--- Start of Records to use ---
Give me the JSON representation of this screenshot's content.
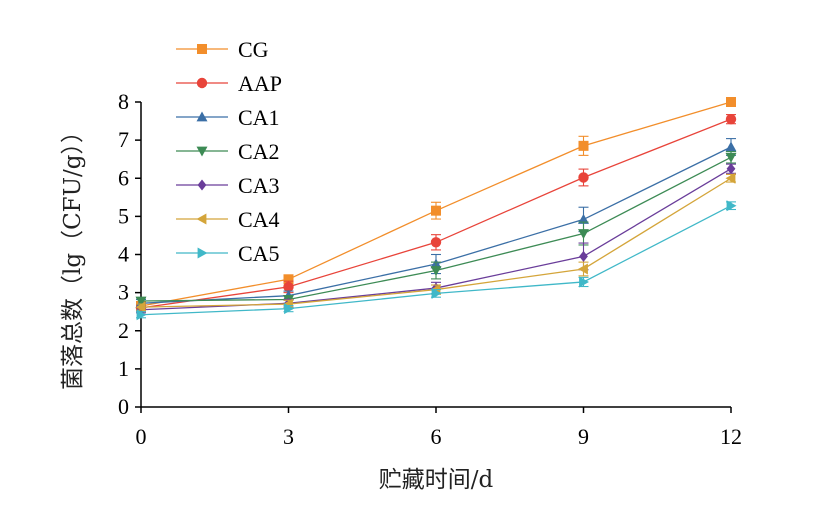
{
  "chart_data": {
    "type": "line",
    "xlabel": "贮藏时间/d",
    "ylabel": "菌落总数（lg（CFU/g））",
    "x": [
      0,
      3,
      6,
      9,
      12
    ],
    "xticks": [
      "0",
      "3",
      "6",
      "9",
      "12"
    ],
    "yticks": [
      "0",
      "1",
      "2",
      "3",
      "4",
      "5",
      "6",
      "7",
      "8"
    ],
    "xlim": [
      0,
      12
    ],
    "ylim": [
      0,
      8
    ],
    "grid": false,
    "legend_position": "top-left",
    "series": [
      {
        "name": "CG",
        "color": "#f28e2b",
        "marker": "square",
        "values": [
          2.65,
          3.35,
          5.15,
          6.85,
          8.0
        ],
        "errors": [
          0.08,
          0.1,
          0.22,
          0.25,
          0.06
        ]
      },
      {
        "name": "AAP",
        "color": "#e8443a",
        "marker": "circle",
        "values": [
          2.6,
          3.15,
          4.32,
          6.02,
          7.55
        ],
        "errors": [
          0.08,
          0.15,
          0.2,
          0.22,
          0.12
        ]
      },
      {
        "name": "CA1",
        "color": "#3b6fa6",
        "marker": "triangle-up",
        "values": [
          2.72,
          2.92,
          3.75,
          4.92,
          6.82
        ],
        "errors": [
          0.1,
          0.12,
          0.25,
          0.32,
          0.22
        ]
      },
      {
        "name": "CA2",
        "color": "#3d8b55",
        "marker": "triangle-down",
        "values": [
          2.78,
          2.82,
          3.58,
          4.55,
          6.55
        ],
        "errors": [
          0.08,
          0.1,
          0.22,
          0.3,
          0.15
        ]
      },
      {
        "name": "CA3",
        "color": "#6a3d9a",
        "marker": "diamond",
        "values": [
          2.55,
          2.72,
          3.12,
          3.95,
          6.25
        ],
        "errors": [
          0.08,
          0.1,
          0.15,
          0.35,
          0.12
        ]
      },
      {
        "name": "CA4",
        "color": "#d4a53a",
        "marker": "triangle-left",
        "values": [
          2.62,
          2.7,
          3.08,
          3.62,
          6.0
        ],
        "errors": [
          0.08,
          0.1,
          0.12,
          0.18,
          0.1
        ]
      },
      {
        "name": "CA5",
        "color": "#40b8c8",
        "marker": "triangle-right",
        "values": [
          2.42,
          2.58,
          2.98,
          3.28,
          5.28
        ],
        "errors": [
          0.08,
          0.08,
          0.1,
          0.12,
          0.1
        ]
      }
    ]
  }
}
--- End of Records to use ---
--- Start of Records to use ---
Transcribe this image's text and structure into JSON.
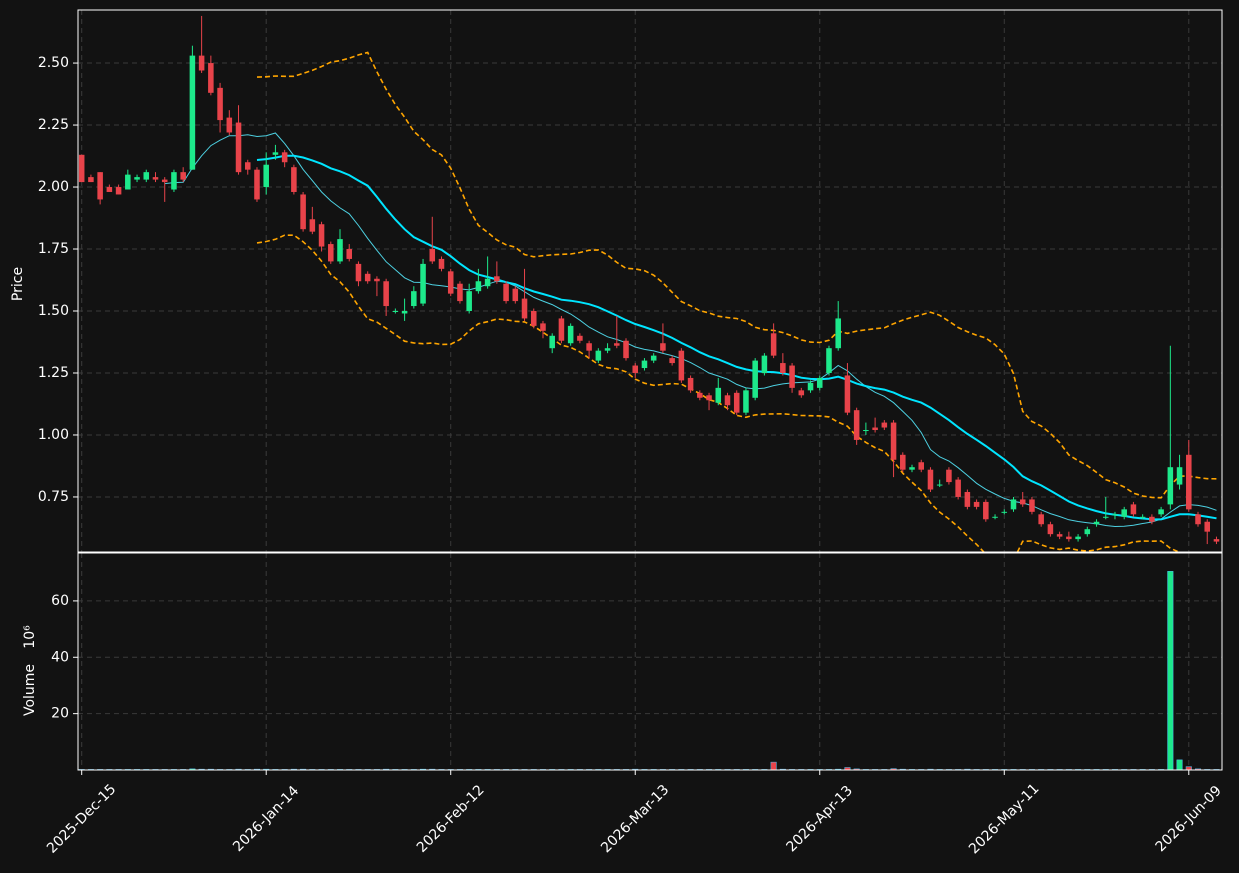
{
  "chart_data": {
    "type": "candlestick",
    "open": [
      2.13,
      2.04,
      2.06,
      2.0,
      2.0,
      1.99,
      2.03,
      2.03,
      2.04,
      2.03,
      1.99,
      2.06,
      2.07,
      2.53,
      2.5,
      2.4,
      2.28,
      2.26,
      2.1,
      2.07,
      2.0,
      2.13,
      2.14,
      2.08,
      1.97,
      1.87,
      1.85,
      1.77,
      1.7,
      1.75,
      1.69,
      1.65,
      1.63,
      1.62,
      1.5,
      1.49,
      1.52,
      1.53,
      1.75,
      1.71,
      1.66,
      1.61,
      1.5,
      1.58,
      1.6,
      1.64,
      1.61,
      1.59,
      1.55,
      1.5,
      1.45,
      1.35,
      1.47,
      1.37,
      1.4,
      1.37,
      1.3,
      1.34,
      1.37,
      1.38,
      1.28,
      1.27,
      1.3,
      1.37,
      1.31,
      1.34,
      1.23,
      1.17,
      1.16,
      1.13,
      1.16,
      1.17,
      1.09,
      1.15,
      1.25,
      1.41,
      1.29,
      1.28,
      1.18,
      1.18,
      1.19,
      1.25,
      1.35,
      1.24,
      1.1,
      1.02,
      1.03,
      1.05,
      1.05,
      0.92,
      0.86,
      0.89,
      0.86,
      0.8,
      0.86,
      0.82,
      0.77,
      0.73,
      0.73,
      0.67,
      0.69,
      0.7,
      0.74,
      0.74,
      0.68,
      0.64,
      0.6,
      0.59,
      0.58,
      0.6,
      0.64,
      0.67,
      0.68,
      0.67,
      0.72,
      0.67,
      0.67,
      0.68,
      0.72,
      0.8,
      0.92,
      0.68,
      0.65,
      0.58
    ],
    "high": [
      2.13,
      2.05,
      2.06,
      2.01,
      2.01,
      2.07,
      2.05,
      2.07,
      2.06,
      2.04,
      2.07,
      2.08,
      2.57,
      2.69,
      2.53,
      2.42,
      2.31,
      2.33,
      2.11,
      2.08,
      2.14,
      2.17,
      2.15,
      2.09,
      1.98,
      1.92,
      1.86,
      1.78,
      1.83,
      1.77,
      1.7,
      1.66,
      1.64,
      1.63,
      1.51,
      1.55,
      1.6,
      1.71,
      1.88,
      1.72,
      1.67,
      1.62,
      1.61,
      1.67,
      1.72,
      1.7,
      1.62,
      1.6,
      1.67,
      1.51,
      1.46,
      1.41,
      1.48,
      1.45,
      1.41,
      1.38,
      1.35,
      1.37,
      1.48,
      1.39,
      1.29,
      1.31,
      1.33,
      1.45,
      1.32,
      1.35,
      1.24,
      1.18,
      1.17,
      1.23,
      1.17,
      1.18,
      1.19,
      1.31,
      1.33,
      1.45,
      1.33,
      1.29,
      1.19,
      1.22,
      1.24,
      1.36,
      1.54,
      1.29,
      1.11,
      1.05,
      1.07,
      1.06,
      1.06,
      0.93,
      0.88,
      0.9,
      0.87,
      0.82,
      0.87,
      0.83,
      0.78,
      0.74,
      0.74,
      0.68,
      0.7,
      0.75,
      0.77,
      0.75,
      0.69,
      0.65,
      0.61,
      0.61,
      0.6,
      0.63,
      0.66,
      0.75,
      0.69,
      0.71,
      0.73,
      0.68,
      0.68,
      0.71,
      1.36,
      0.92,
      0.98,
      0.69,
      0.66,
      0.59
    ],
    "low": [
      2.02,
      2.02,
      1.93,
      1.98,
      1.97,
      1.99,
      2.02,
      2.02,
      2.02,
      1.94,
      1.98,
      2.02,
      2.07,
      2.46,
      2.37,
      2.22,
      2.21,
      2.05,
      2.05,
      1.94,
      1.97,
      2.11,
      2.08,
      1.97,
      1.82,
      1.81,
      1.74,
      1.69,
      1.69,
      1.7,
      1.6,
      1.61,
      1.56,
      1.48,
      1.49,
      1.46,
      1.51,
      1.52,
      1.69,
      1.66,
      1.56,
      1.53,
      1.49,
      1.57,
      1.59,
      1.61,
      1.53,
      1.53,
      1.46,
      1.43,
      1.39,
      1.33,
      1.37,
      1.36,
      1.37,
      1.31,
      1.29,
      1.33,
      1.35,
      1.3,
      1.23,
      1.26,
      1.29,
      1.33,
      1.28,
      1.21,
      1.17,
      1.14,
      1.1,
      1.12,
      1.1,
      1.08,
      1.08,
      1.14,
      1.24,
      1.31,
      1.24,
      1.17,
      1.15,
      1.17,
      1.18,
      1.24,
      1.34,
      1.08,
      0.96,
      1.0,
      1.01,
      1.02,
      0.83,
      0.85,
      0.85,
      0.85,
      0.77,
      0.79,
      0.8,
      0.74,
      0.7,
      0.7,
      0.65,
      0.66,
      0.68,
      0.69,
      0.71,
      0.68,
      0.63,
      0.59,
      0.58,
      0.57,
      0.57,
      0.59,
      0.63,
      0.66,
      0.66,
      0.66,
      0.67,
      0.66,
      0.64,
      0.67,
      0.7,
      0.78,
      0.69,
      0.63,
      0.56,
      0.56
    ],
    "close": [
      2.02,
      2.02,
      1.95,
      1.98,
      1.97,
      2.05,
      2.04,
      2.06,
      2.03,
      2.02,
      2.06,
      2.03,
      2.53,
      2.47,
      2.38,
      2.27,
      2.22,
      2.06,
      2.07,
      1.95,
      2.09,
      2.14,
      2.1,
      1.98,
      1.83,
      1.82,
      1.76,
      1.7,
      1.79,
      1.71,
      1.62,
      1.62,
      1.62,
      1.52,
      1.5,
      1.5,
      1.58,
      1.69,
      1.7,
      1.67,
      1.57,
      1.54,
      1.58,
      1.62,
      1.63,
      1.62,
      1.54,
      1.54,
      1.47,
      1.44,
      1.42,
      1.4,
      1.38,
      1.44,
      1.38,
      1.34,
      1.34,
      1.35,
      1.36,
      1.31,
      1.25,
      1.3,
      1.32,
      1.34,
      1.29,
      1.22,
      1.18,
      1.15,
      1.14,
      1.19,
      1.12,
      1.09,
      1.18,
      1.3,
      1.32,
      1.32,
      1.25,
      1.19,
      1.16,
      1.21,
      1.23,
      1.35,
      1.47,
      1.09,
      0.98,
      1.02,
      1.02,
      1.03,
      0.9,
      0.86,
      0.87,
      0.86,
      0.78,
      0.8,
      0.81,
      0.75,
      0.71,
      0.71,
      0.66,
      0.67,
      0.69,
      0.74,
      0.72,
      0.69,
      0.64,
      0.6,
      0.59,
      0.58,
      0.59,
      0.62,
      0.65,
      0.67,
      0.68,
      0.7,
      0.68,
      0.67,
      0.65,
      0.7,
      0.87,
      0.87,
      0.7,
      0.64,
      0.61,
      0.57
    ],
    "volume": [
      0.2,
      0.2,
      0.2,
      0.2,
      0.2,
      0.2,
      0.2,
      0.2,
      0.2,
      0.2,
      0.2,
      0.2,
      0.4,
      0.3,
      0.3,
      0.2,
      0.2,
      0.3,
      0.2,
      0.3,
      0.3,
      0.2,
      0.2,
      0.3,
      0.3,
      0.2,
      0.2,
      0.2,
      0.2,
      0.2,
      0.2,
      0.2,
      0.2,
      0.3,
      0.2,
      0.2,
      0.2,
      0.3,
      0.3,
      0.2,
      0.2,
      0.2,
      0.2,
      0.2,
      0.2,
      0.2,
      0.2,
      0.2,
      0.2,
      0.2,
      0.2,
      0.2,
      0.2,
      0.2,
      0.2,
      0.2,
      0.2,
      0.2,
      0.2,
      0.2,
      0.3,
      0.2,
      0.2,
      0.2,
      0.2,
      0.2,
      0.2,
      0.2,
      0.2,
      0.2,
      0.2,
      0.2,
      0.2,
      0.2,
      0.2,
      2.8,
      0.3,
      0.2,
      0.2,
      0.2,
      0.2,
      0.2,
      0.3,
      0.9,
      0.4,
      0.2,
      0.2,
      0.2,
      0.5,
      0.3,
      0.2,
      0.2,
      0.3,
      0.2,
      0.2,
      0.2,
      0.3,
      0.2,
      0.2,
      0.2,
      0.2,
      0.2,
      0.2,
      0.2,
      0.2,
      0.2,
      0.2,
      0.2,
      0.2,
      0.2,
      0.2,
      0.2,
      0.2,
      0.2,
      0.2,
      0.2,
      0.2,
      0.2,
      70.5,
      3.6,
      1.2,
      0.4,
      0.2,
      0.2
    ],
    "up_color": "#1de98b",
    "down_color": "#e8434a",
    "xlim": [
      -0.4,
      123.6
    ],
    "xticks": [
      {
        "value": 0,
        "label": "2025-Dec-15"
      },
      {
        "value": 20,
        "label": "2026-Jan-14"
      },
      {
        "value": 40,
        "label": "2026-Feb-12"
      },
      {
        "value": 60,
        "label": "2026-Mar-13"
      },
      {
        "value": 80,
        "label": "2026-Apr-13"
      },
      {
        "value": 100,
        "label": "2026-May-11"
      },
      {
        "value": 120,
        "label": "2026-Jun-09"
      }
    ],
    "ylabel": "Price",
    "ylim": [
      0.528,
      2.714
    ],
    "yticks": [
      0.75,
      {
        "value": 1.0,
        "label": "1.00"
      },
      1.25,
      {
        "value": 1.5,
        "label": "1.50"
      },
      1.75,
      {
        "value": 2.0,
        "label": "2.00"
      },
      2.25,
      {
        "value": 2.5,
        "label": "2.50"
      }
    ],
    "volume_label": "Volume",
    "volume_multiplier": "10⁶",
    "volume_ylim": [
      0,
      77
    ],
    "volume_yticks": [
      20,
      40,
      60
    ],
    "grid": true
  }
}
--- End of Records to use ---
--- Start of Records to use ---
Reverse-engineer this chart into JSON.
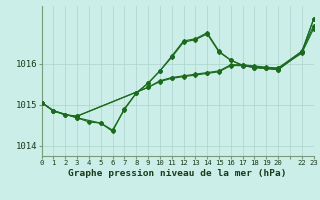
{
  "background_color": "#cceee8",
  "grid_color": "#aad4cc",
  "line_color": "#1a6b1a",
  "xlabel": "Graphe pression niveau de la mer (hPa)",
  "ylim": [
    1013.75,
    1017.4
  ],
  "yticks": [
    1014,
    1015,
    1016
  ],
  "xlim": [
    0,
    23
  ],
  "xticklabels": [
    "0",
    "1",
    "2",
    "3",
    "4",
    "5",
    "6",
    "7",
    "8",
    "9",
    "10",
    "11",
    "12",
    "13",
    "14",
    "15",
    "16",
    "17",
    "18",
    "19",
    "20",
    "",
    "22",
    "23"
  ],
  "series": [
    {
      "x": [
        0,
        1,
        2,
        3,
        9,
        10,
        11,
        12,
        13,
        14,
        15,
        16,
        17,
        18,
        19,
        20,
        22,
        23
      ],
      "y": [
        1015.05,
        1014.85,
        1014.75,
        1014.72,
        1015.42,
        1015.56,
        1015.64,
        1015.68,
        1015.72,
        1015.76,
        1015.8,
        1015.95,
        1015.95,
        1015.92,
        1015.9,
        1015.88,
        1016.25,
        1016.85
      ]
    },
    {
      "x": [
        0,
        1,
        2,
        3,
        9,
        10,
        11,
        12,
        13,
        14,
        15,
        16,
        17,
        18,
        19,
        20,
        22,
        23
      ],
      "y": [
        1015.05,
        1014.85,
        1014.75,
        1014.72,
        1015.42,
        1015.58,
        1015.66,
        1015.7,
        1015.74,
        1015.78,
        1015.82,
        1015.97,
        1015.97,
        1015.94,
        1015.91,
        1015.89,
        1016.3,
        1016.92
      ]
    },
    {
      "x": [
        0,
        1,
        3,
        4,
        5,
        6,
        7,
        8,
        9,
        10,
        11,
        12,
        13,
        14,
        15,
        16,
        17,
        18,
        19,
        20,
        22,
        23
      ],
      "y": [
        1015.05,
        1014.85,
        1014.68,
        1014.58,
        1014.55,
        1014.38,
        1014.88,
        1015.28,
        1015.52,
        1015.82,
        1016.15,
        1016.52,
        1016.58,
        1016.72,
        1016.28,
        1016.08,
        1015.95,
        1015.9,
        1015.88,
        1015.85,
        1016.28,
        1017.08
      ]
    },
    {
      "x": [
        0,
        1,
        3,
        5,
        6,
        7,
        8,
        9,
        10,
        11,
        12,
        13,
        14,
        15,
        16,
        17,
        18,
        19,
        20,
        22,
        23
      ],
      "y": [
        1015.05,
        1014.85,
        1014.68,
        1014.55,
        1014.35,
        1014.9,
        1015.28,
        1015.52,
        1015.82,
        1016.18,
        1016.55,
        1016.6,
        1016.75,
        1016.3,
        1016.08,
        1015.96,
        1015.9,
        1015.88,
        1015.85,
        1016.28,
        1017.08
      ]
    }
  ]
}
--- End of Records to use ---
Problem requirements: Select the lines that carry the string "JSON" and copy them.

Worked solution:
Give me the JSON representation of this screenshot's content.
Transcribe this image's text and structure into JSON.
Reverse-engineer this chart into JSON.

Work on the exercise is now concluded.